--- BEGIN Records for this task ---

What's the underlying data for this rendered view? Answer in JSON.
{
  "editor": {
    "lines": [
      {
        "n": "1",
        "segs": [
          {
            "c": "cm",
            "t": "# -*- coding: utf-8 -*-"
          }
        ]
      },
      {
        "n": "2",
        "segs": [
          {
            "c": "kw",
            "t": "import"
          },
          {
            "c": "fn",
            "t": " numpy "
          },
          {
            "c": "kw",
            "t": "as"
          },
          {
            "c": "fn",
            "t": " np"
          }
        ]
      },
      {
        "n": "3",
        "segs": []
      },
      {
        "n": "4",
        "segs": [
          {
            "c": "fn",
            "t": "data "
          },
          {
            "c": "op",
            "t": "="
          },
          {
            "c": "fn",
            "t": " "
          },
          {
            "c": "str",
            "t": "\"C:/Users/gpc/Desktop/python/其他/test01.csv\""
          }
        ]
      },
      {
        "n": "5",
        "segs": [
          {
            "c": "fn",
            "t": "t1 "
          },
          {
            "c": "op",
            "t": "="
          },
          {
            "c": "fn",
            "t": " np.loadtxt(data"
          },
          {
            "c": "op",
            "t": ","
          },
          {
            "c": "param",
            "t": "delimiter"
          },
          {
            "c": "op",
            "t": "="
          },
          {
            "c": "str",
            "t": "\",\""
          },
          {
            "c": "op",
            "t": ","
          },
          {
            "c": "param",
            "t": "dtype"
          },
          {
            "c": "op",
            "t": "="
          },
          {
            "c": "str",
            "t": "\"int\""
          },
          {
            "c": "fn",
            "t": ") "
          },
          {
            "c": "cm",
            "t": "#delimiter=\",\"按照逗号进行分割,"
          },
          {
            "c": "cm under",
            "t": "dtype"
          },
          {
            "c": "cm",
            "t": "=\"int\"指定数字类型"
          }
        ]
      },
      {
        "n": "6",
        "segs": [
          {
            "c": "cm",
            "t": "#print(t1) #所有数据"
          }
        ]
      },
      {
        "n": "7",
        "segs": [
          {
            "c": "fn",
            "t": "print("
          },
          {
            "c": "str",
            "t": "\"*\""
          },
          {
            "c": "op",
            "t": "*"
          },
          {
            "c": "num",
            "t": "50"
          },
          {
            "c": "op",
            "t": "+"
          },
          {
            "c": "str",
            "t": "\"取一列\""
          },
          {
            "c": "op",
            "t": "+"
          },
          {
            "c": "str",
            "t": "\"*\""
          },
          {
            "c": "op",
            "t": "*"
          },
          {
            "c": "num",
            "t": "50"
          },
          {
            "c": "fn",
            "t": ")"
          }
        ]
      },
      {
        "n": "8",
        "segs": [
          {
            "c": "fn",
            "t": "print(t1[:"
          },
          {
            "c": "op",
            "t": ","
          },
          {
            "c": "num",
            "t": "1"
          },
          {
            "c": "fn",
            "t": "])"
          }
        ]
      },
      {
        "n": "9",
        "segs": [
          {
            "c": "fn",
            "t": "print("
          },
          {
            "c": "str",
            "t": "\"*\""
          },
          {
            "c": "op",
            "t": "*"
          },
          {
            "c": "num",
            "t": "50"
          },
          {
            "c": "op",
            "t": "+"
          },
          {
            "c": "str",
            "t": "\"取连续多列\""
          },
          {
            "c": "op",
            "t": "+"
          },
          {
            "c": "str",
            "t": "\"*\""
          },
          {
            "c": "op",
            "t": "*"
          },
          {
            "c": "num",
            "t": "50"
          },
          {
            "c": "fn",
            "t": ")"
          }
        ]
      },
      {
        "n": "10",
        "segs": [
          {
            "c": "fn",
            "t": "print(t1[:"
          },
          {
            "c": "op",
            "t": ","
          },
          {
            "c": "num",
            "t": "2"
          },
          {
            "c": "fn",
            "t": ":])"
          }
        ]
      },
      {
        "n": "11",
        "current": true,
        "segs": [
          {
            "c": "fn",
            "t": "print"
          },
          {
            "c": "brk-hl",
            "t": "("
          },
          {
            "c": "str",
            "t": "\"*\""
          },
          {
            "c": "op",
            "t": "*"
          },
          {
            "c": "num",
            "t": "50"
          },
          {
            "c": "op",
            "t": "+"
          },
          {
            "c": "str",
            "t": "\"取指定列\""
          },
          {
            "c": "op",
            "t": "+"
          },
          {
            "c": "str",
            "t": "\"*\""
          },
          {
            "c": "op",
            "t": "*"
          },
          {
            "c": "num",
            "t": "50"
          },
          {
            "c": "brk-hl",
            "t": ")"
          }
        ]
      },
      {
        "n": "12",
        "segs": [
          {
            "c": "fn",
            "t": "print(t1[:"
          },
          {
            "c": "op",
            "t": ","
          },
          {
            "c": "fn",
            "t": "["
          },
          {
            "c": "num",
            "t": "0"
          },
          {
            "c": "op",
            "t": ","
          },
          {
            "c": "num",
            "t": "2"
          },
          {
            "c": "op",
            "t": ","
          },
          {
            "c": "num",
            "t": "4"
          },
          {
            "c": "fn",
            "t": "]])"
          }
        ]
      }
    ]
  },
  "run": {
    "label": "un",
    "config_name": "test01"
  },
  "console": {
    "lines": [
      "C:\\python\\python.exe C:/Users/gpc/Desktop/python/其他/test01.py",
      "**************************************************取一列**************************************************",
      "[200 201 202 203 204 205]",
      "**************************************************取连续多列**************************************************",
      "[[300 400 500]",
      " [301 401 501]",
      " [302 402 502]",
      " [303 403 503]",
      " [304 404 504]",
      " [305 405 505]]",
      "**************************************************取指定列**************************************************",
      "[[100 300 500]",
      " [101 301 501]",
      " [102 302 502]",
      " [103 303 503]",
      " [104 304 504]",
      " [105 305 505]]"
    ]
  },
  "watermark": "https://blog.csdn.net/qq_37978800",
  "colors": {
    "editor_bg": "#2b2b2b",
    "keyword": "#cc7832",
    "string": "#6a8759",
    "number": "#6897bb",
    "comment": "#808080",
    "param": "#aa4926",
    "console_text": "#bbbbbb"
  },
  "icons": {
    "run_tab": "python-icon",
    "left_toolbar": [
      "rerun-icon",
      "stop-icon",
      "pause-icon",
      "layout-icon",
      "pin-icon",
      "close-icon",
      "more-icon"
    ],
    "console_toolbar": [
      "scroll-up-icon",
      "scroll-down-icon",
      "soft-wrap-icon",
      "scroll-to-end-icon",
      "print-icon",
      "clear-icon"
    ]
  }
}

--- END Records for this task ---

**Written request**
Copy all the lines above that hold the string "data".

**Result**
What's the underlying data for this rendered view? Answer in JSON.
            "t": "data "
            "t": " np.loadtxt(data"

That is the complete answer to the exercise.